WHAT YOU NEED TO DO
Extract every line where the string "icon" appears.

RECORDS SUPPLIED start

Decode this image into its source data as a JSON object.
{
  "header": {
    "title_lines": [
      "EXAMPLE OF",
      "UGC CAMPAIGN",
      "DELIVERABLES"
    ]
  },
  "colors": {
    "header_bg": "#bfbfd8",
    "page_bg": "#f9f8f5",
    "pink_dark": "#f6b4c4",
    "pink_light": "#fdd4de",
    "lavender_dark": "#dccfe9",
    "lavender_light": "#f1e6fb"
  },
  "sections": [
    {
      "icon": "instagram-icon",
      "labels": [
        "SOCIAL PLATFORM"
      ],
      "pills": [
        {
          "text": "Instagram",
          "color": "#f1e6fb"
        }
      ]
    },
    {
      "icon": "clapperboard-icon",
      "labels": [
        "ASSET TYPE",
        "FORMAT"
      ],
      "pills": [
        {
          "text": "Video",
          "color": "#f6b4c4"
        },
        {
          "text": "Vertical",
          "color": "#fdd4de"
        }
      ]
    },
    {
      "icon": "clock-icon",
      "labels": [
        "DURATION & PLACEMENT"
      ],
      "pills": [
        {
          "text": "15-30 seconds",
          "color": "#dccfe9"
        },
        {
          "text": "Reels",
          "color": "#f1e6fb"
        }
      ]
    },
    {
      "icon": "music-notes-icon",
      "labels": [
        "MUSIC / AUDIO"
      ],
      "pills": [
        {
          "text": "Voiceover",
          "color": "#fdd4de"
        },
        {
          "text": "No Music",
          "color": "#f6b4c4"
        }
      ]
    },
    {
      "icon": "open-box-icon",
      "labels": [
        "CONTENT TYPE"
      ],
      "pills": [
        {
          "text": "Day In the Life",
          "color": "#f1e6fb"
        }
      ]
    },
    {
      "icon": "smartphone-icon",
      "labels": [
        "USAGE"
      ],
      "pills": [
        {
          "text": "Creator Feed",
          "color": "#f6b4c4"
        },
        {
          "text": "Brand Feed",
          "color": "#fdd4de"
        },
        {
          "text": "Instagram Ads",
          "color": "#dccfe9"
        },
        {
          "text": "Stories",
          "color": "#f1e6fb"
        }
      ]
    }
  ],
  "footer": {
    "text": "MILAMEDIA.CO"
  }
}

RECORDS SUPPLIED end

SOLUTION TO THE EXERCISE
      "icon": "instagram-icon",
      "icon": "clapperboard-icon",
      "icon": "clock-icon",
      "icon": "music-notes-icon",
      "icon": "open-box-icon",
      "icon": "smartphone-icon",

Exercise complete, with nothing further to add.